DATA FOR THE TASK:
———
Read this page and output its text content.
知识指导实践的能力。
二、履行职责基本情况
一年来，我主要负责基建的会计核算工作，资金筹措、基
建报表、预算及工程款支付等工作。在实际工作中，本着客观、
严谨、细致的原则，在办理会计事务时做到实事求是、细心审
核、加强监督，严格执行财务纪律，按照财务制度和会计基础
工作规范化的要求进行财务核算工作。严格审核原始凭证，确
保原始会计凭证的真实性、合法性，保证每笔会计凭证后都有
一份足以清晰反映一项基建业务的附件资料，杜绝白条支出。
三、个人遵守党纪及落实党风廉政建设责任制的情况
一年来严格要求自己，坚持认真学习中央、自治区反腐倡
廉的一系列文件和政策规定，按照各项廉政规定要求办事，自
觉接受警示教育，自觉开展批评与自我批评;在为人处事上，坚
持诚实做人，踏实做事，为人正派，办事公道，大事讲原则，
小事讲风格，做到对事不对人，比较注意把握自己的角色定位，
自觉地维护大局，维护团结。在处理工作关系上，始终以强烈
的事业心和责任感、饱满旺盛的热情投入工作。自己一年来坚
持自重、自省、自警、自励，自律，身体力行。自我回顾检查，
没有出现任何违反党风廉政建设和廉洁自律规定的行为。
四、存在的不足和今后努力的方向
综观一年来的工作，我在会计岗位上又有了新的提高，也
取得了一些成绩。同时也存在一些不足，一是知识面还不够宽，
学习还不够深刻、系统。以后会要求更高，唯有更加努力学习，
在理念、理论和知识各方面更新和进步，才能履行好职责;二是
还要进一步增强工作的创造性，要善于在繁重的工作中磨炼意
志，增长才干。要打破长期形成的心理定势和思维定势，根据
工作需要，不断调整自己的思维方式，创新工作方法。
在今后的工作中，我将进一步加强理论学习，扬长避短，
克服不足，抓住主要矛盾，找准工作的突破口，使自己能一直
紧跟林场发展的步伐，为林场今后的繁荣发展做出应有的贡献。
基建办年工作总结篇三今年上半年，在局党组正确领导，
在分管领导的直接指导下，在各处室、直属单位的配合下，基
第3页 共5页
———
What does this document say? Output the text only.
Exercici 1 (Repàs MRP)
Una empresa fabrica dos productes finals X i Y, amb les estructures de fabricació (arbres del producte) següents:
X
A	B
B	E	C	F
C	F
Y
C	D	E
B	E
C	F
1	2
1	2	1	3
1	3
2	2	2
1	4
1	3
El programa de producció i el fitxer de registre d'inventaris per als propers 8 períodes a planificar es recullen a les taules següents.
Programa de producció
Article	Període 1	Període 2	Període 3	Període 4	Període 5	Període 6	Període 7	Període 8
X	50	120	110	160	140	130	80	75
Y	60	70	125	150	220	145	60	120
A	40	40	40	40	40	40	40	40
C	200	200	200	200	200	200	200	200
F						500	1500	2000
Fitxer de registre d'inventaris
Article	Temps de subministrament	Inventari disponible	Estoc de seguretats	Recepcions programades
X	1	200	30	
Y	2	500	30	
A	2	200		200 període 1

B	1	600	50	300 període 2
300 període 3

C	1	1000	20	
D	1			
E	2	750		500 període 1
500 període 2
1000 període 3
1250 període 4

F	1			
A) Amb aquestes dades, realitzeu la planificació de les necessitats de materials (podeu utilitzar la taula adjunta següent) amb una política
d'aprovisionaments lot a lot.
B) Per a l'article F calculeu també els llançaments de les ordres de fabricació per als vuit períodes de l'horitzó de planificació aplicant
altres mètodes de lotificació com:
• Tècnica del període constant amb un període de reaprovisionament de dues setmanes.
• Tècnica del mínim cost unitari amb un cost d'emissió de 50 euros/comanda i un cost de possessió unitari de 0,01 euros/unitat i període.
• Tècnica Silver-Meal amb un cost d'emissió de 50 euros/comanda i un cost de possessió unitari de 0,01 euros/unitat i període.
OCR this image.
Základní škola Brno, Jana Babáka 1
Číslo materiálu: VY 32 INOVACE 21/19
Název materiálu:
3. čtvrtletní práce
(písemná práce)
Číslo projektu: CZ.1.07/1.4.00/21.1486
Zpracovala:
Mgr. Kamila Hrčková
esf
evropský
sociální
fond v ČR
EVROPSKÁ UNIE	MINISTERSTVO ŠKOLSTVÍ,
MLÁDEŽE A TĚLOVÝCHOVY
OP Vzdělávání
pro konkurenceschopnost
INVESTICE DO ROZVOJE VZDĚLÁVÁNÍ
———
THE REQUEST: Scan the listing above for the word "períodes" and copy every line that holds it.

IN RESPONSE:
El programa de producció i el fitxer de registre d'inventaris per als propers 8 períodes a planificar es recullen a les taules següents.
B) Per a l'article F calculeu també els llançaments de les ordres de fabricació per als vuit períodes de l'horitzó de planificació aplicant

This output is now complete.